### Task details
Count how many lines in the data hold the word "icon", and give that number alone.
[Data for processing Boundary: Start]
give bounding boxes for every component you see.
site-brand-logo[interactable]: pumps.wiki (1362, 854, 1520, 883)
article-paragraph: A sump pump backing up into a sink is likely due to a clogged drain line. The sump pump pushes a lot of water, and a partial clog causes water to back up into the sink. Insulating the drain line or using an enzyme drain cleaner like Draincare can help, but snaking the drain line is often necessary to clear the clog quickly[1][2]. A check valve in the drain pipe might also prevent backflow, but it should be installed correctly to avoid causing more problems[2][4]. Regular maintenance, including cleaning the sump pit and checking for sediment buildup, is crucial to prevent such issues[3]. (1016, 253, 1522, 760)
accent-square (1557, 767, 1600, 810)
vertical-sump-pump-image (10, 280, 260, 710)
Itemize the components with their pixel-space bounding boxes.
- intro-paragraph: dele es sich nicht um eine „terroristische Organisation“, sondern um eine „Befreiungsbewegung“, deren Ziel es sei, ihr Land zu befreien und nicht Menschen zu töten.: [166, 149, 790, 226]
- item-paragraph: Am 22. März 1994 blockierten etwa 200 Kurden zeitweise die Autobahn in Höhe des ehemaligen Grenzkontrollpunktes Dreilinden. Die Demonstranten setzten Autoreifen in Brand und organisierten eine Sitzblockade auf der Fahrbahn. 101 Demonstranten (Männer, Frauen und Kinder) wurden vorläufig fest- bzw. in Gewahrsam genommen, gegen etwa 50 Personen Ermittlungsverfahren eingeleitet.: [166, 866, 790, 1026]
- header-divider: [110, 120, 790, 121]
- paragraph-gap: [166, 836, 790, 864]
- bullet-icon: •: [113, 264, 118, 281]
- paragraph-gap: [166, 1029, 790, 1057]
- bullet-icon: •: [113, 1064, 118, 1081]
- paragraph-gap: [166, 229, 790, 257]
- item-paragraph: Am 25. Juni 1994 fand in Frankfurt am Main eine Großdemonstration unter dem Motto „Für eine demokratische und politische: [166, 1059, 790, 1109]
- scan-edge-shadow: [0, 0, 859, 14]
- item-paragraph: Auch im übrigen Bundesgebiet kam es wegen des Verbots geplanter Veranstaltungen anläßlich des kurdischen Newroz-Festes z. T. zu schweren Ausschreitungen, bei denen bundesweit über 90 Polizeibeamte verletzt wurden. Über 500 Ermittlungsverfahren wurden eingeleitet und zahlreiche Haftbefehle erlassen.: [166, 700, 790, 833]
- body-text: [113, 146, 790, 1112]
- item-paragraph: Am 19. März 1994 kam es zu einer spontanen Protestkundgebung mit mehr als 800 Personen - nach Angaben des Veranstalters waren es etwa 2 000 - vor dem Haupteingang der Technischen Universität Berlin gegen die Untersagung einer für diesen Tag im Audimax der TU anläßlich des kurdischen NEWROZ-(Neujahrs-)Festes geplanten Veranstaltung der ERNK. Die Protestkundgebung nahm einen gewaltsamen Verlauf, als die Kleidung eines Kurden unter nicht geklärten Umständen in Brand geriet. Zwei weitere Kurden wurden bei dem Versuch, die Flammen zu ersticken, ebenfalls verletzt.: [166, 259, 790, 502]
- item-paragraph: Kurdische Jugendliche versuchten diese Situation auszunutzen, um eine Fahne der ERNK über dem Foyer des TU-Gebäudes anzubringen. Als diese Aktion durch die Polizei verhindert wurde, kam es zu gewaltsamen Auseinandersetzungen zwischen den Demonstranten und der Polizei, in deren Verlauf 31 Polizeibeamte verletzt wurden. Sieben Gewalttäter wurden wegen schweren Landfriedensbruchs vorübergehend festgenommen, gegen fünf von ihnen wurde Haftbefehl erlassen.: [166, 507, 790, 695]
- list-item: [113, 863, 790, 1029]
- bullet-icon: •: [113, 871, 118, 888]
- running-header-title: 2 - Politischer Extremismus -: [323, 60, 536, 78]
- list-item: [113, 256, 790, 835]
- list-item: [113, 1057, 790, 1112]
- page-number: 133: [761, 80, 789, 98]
[Data for processing Boundary: End]
### Solved exercise
3